> **Stated exercise**:
Go through the data below. Pull out every line that has the word "text".

↓↓↓

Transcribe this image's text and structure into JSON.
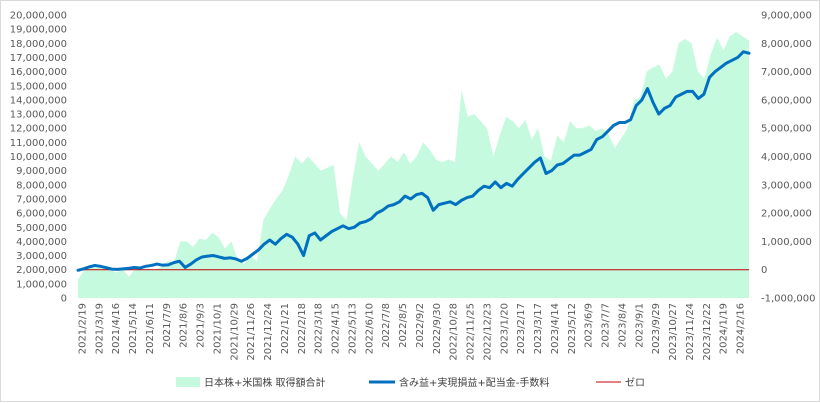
{
  "chart_data": {
    "type": "area+line",
    "title": "",
    "xlabel": "",
    "ylabel": "",
    "ylim_left": [
      0,
      20000000
    ],
    "ylim_right": [
      -1000000,
      9000000
    ],
    "left_ticks": [
      "0",
      "1,000,000",
      "2,000,000",
      "3,000,000",
      "4,000,000",
      "5,000,000",
      "6,000,000",
      "7,000,000",
      "8,000,000",
      "9,000,000",
      "10,000,000",
      "11,000,000",
      "12,000,000",
      "13,000,000",
      "14,000,000",
      "15,000,000",
      "16,000,000",
      "17,000,000",
      "18,000,000",
      "19,000,000",
      "20,000,000"
    ],
    "right_ticks": [
      "-1,000,000",
      "0",
      "1,000,000",
      "2,000,000",
      "3,000,000",
      "4,000,000",
      "5,000,000",
      "6,000,000",
      "7,000,000",
      "8,000,000",
      "9,000,000"
    ],
    "x_tick_labels": [
      "2021/2/19",
      "2021/3/19",
      "2021/4/16",
      "2021/5/14",
      "2021/6/11",
      "2021/7/9",
      "2021/8/6",
      "2021/9/3",
      "2021/10/1",
      "2021/10/29",
      "2021/11/26",
      "2021/12/24",
      "2022/1/21",
      "2022/2/18",
      "2022/3/18",
      "2022/4/15",
      "2022/5/13",
      "2022/6/10",
      "2022/7/8",
      "2022/8/5",
      "2022/9/2",
      "2022/9/30",
      "2022/10/28",
      "2022/11/25",
      "2022/12/23",
      "2023/1/20",
      "2023/2/17",
      "2023/3/17",
      "2023/4/14",
      "2023/5/12",
      "2023/6/9",
      "2023/7/7",
      "2023/8/4",
      "2023/9/1",
      "2023/9/29",
      "2023/10/27",
      "2023/11/24",
      "2023/12/22",
      "2024/1/19",
      "2024/2/16"
    ],
    "legend": [
      "日本株+米国株 取得額合計",
      "含み益+実現損益+配当金-手数料",
      "ゼロ"
    ],
    "legend_position": "bottom",
    "grid": false,
    "colors": {
      "area": "#c6fadf",
      "line": "#0070c0",
      "zero": "#c00000"
    },
    "series": [
      {
        "name": "日本株+米国株 取得額合計",
        "axis": "left",
        "kind": "area",
        "values": [
          1300000,
          2000000,
          2100000,
          2200000,
          2300000,
          2000000,
          1800000,
          2000000,
          1500000,
          2100000,
          2000000,
          2100000,
          2000000,
          2200000,
          2600000,
          2500000,
          4000000,
          4000000,
          3600000,
          4200000,
          4100000,
          4600000,
          4300000,
          3500000,
          4000000,
          2700000,
          2400000,
          3000000,
          2600000,
          5500000,
          6300000,
          7000000,
          7600000,
          8700000,
          10000000,
          9500000,
          10000000,
          9500000,
          9000000,
          9200000,
          9400000,
          6000000,
          5500000,
          8500000,
          11000000,
          10000000,
          9500000,
          9000000,
          9500000,
          10000000,
          9600000,
          10300000,
          9500000,
          10000000,
          11000000,
          10500000,
          9800000,
          9600000,
          9800000,
          9600000,
          14700000,
          12800000,
          13000000,
          12500000,
          12000000,
          10000000,
          11500000,
          12800000,
          12500000,
          12000000,
          12600000,
          11200000,
          12000000,
          10000000,
          9700000,
          11500000,
          11000000,
          12500000,
          12000000,
          12000000,
          12200000,
          11800000,
          12000000,
          11600000,
          10600000,
          11300000,
          12000000,
          14000000,
          14200000,
          16000000,
          16300000,
          16500000,
          15500000,
          16000000,
          18000000,
          18300000,
          18000000,
          16000000,
          15500000,
          17200000,
          18400000,
          17500000,
          18500000,
          18800000,
          18500000,
          18200000
        ]
      },
      {
        "name": "含み益+実現損益+配当金-手数料",
        "axis": "right",
        "kind": "line",
        "values": [
          -20000,
          30000,
          100000,
          150000,
          120000,
          70000,
          20000,
          10000,
          30000,
          50000,
          80000,
          60000,
          120000,
          150000,
          200000,
          160000,
          170000,
          250000,
          300000,
          80000,
          200000,
          350000,
          450000,
          480000,
          500000,
          450000,
          400000,
          420000,
          380000,
          300000,
          400000,
          550000,
          700000,
          900000,
          1050000,
          900000,
          1100000,
          1250000,
          1150000,
          900000,
          500000,
          1200000,
          1300000,
          1050000,
          1200000,
          1350000,
          1450000,
          1550000,
          1450000,
          1500000,
          1650000,
          1700000,
          1800000,
          2000000,
          2100000,
          2250000,
          2300000,
          2400000,
          2600000,
          2500000,
          2650000,
          2700000,
          2550000,
          2100000,
          2300000,
          2350000,
          2400000,
          2300000,
          2450000,
          2550000,
          2600000,
          2800000,
          2950000,
          2900000,
          3100000,
          2900000,
          3050000,
          2950000,
          3200000,
          3400000,
          3600000,
          3800000,
          3950000,
          3400000,
          3500000,
          3700000,
          3750000,
          3900000,
          4050000,
          4050000,
          4150000,
          4250000,
          4600000,
          4700000,
          4900000,
          5100000,
          5200000,
          5200000,
          5300000,
          5800000,
          6000000,
          6400000,
          5900000,
          5500000,
          5700000,
          5800000,
          6100000,
          6200000,
          6300000,
          6300000,
          6050000,
          6200000,
          6800000,
          7000000,
          7150000,
          7300000,
          7400000,
          7500000,
          7700000,
          7650000
        ]
      },
      {
        "name": "ゼロ",
        "axis": "right",
        "kind": "line",
        "values": [
          0,
          0
        ]
      }
    ]
  }
}
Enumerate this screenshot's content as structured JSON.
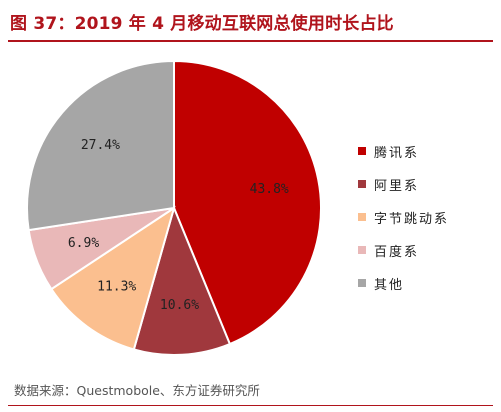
{
  "header": {
    "title": "图 37：2019 年 4 月移动互联网总使用时长占比"
  },
  "source": {
    "text": "数据来源：Questmobole、东方证券研究所"
  },
  "chart_data": {
    "type": "pie",
    "categories": [
      "腾讯系",
      "阿里系",
      "字节跳动系",
      "百度系",
      "其他"
    ],
    "values": [
      43.8,
      10.6,
      11.3,
      6.9,
      27.4
    ],
    "labels": [
      "43.8%",
      "10.6%",
      "11.3%",
      "6.9%",
      "27.4%"
    ],
    "colors": [
      "#c00000",
      "#a0383d",
      "#fbbf8f",
      "#e9b8b8",
      "#a6a6a6"
    ],
    "legend_position": "right"
  }
}
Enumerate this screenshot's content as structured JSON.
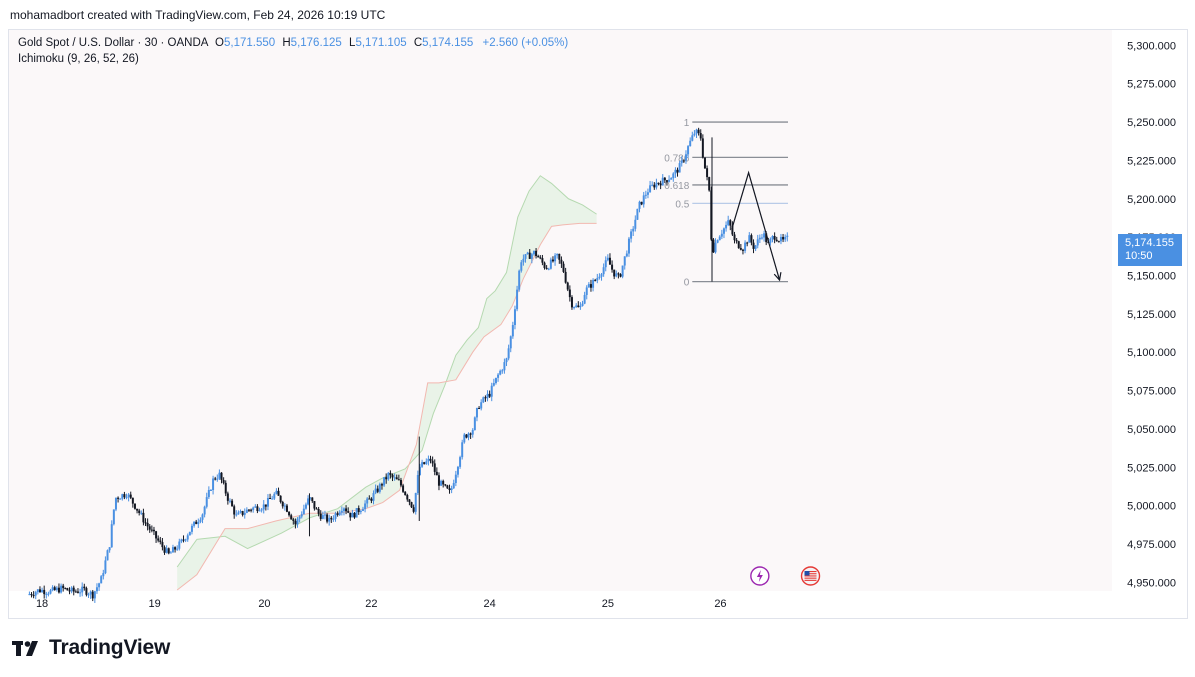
{
  "header": {
    "text": "mohamadbort created with TradingView.com, Feb 24, 2026 10:19 UTC"
  },
  "legend": {
    "symbol": "Gold Spot / U.S. Dollar · 30 · OANDA",
    "open_label": "O",
    "open": "5,171.550",
    "high_label": "H",
    "high": "5,176.125",
    "low_label": "L",
    "low": "5,171.105",
    "close_label": "C",
    "close": "5,174.155",
    "change": "+2.560 (+0.05%)",
    "indicator": "Ichimoku (9, 26, 52, 26)"
  },
  "price_tag": {
    "price": "5,174.155",
    "countdown": "10:50"
  },
  "colors": {
    "up": "#4a90e2",
    "down": "#131722",
    "cloud": "#e3f1e1",
    "accent": "#4a90e2"
  },
  "icons": {
    "event1": "lightning-icon",
    "event2": "us-flag-icon"
  },
  "logo": {
    "text": "TradingView"
  },
  "chart_data": {
    "type": "candlestick",
    "title": "Gold Spot / U.S. Dollar · 30 · OANDA",
    "y_axis": {
      "range": [
        4945,
        5310
      ],
      "tick_values": [
        4950,
        4975,
        5000,
        5025,
        5050,
        5075,
        5100,
        5125,
        5150,
        5175,
        5200,
        5225,
        5250,
        5275,
        5300
      ],
      "tick_labels": [
        "4,950.000",
        "4,975.000",
        "5,000.000",
        "5,025.000",
        "5,050.000",
        "5,075.000",
        "5,100.000",
        "5,125.000",
        "5,150.000",
        "5,175.000",
        "5,200.000",
        "5,225.000",
        "5,250.000",
        "5,275.000",
        "5,300.000"
      ]
    },
    "x_axis": {
      "range": [
        0,
        270
      ],
      "tick_positions": [
        5,
        45,
        84,
        122,
        164,
        206,
        246
      ],
      "tick_labels": [
        "18",
        "19",
        "20",
        "22",
        "24",
        "25",
        "26"
      ]
    },
    "price_path": [
      [
        0,
        4942
      ],
      [
        4,
        4945
      ],
      [
        8,
        4944
      ],
      [
        12,
        4946
      ],
      [
        16,
        4944
      ],
      [
        20,
        4945
      ],
      [
        23,
        4942
      ],
      [
        26,
        4952
      ],
      [
        29,
        4975
      ],
      [
        31,
        5005
      ],
      [
        35,
        5008
      ],
      [
        38,
        5000
      ],
      [
        42,
        4988
      ],
      [
        47,
        4975
      ],
      [
        50,
        4968
      ],
      [
        54,
        4975
      ],
      [
        58,
        4985
      ],
      [
        62,
        4995
      ],
      [
        66,
        5018
      ],
      [
        68,
        5020
      ],
      [
        71,
        5005
      ],
      [
        74,
        4993
      ],
      [
        79,
        4998
      ],
      [
        84,
        5000
      ],
      [
        88,
        5008
      ],
      [
        92,
        4998
      ],
      [
        95,
        4988
      ],
      [
        100,
        5005
      ],
      [
        103,
        4995
      ],
      [
        107,
        4990
      ],
      [
        112,
        5000
      ],
      [
        115,
        4993
      ],
      [
        118,
        4998
      ],
      [
        122,
        5005
      ],
      [
        128,
        5020
      ],
      [
        132,
        5015
      ],
      [
        137,
        4998
      ],
      [
        139,
        5025
      ],
      [
        143,
        5030
      ],
      [
        146,
        5015
      ],
      [
        150,
        5008
      ],
      [
        152,
        5022
      ],
      [
        155,
        5045
      ],
      [
        158,
        5050
      ],
      [
        160,
        5065
      ],
      [
        164,
        5073
      ],
      [
        167,
        5085
      ],
      [
        170,
        5095
      ],
      [
        172,
        5115
      ],
      [
        175,
        5160
      ],
      [
        180,
        5165
      ],
      [
        184,
        5155
      ],
      [
        188,
        5162
      ],
      [
        190,
        5155
      ],
      [
        193,
        5132
      ],
      [
        196,
        5128
      ],
      [
        198,
        5140
      ],
      [
        202,
        5148
      ],
      [
        206,
        5160
      ],
      [
        208,
        5152
      ],
      [
        210,
        5148
      ],
      [
        214,
        5175
      ],
      [
        217,
        5195
      ],
      [
        220,
        5205
      ],
      [
        223,
        5210
      ],
      [
        226,
        5212
      ],
      [
        229,
        5215
      ],
      [
        232,
        5222
      ],
      [
        235,
        5236
      ],
      [
        237,
        5244
      ],
      [
        239,
        5240
      ],
      [
        240,
        5225
      ],
      [
        242,
        5205
      ],
      [
        243,
        5165
      ],
      [
        245,
        5175
      ],
      [
        247,
        5180
      ],
      [
        249,
        5185
      ],
      [
        251,
        5172
      ],
      [
        254,
        5168
      ],
      [
        256,
        5175
      ],
      [
        258,
        5168
      ],
      [
        261,
        5178
      ],
      [
        263,
        5170
      ],
      [
        265,
        5176
      ],
      [
        268,
        5172
      ],
      [
        270,
        5174
      ]
    ],
    "cloud": {
      "upper": [
        [
          53,
          4960
        ],
        [
          60,
          4978
        ],
        [
          70,
          4980
        ],
        [
          78,
          4972
        ],
        [
          90,
          4982
        ],
        [
          100,
          4992
        ],
        [
          110,
          4998
        ],
        [
          120,
          5012
        ],
        [
          126,
          5018
        ],
        [
          134,
          5024
        ],
        [
          140,
          5036
        ],
        [
          144,
          5060
        ],
        [
          148,
          5078
        ],
        [
          152,
          5098
        ],
        [
          156,
          5108
        ],
        [
          160,
          5116
        ],
        [
          163,
          5135
        ],
        [
          166,
          5140
        ],
        [
          170,
          5152
        ],
        [
          174,
          5188
        ],
        [
          178,
          5205
        ],
        [
          182,
          5215
        ],
        [
          186,
          5210
        ],
        [
          192,
          5200
        ],
        [
          197,
          5196
        ],
        [
          202,
          5190
        ]
      ],
      "lower": [
        [
          53,
          4945
        ],
        [
          60,
          4955
        ],
        [
          70,
          4985
        ],
        [
          78,
          4985
        ],
        [
          88,
          4990
        ],
        [
          100,
          4995
        ],
        [
          110,
          4995
        ],
        [
          120,
          4998
        ],
        [
          126,
          5002
        ],
        [
          132,
          5010
        ],
        [
          138,
          5040
        ],
        [
          142,
          5080
        ],
        [
          146,
          5080
        ],
        [
          152,
          5082
        ],
        [
          158,
          5100
        ],
        [
          162,
          5110
        ],
        [
          168,
          5118
        ],
        [
          172,
          5130
        ],
        [
          176,
          5148
        ],
        [
          182,
          5170
        ],
        [
          186,
          5182
        ],
        [
          190,
          5183
        ],
        [
          196,
          5184
        ],
        [
          202,
          5184
        ]
      ]
    },
    "fibonacci": {
      "x_range": [
        236,
        270
      ],
      "levels": [
        {
          "label": "1",
          "value": 5250
        },
        {
          "label": "0.786",
          "value": 5227
        },
        {
          "label": "0.618",
          "value": 5209
        },
        {
          "label": "0.5",
          "value": 5197
        },
        {
          "label": "0",
          "value": 5146
        }
      ]
    },
    "projection": [
      [
        250,
        5180
      ],
      [
        256,
        5217
      ],
      [
        267,
        5147
      ]
    ],
    "events": [
      {
        "x": 260,
        "icon": "lightning-icon"
      },
      {
        "x": 278,
        "icon": "us-flag-icon"
      }
    ],
    "last_price": 5174.155
  }
}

↑↑↑

> **The response**:
Transcribe this image's text and structure into JSON.
    "text": "数据来源：Questmobole、东方证券研究所"
    "text": "mohamadbort created with TradingView.com, Feb 24, 2026 10:19 UTC"
    "text": "TradingView"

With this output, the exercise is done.